> Problem to solve: Return each line containing the string "text".
______
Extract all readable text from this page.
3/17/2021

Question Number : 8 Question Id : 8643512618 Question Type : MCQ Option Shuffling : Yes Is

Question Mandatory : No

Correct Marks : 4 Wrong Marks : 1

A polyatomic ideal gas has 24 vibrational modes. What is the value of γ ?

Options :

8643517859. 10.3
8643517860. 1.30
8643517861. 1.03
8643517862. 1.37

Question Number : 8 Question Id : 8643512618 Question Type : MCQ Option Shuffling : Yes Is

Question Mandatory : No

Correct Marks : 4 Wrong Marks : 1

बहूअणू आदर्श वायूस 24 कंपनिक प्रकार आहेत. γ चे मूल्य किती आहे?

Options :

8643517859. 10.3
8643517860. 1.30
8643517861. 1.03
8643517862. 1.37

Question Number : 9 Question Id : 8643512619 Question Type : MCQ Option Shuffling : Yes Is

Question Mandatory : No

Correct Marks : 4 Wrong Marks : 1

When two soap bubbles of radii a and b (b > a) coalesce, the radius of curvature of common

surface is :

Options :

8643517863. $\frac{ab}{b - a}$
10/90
______
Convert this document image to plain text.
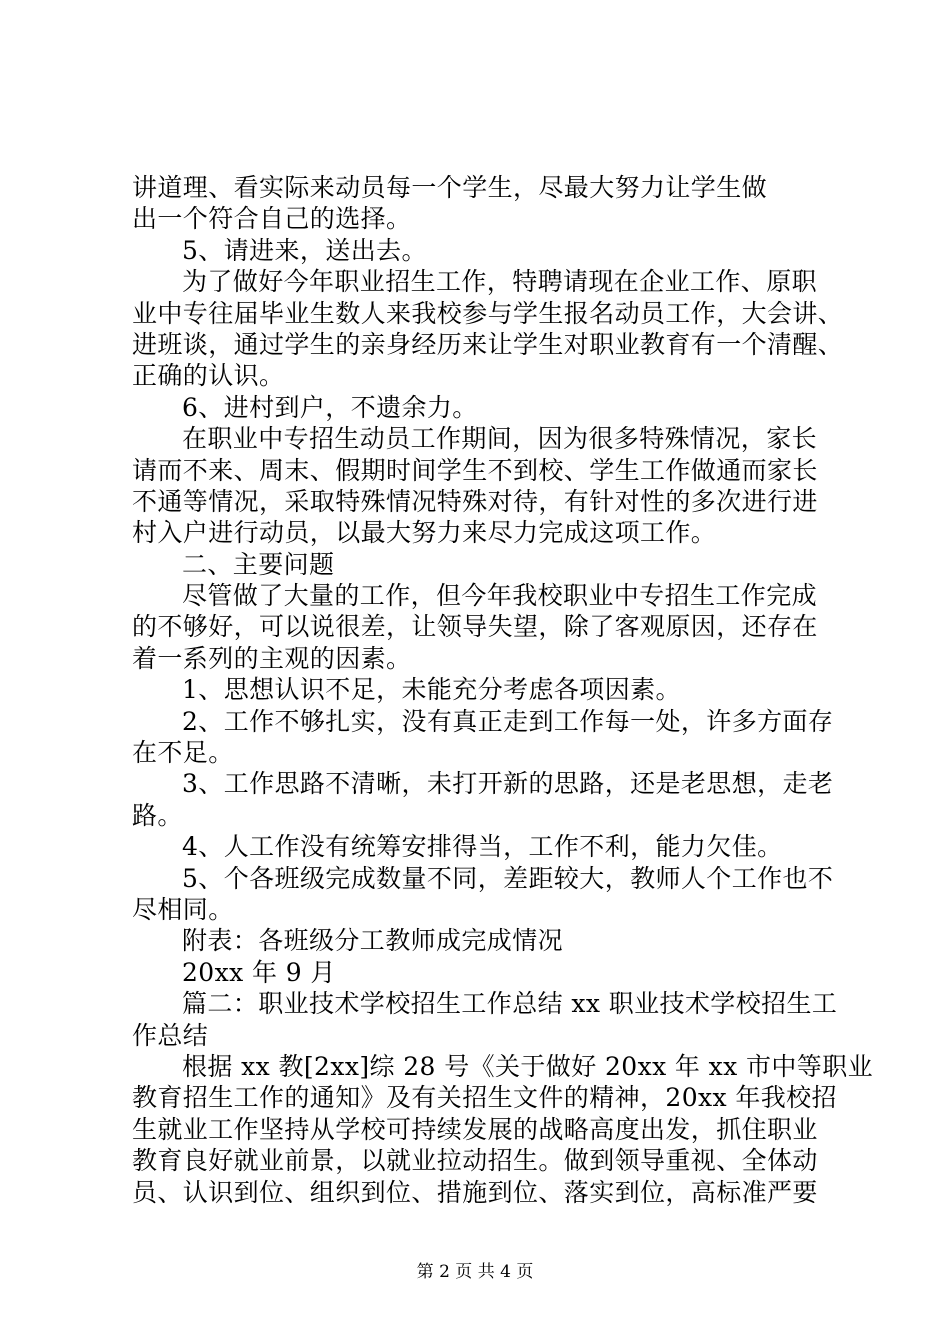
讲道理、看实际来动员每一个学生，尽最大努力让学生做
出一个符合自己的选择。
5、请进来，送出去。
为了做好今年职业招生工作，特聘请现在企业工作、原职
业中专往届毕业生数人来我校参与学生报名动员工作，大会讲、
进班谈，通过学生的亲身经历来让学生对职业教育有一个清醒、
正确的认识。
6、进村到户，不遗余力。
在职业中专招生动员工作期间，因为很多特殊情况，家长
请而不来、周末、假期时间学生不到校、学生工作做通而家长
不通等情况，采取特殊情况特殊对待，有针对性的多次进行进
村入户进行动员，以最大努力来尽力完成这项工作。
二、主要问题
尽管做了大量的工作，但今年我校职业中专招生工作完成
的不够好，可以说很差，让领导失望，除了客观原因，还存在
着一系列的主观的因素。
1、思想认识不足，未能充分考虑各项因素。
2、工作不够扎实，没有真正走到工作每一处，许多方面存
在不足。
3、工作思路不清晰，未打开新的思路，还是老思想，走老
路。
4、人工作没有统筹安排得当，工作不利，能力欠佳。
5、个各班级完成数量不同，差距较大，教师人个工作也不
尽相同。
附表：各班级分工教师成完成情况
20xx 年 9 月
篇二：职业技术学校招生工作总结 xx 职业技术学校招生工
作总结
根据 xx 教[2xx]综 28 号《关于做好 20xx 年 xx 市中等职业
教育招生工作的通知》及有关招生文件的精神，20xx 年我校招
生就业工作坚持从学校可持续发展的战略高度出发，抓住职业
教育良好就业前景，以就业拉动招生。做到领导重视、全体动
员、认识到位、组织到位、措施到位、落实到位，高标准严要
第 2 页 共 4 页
______
> Expected output:
Extract all readable text from this page.
Convert this document image to plain text.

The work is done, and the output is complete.